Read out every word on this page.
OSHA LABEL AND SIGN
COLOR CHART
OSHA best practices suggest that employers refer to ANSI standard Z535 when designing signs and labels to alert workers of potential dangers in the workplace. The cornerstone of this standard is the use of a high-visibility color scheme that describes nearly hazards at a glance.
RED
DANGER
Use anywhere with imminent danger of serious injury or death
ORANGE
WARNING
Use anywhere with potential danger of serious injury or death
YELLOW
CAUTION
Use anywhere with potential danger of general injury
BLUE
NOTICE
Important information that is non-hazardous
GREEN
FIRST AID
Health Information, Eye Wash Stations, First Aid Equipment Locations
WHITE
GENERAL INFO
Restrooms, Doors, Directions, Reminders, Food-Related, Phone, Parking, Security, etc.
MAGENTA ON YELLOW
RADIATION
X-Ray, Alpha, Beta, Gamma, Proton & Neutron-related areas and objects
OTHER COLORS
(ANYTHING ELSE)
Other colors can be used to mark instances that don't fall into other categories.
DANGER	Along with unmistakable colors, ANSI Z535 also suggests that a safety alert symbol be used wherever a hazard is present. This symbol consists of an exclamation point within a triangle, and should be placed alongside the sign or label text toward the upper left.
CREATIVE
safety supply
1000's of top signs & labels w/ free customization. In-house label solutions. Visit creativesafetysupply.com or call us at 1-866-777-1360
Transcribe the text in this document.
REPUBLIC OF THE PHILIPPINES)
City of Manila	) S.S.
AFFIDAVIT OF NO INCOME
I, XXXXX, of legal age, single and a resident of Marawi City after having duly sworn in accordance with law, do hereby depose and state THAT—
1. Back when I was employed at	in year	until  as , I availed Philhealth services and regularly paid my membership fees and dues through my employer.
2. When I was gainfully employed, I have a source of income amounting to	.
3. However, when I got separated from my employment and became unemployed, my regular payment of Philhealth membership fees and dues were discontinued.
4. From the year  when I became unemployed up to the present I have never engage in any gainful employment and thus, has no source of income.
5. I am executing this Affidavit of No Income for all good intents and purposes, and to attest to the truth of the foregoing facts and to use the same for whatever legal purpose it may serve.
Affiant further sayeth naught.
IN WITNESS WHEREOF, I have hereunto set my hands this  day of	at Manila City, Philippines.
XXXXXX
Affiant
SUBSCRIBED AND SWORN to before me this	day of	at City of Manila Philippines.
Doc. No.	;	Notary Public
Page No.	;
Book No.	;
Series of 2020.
◆ ◆ ◆ ◆ ◆
## Exercise requirements
From the entries above, collect every line with the string "Philhealth" in it.

## Output for this exercise
1. Back when I was employed at	in year	until  as , I availed Philhealth services and regularly paid my membership fees and dues through my employer.
3. However, when I got separated from my employment and became unemployed, my regular payment of Philhealth membership fees and dues were discontinued.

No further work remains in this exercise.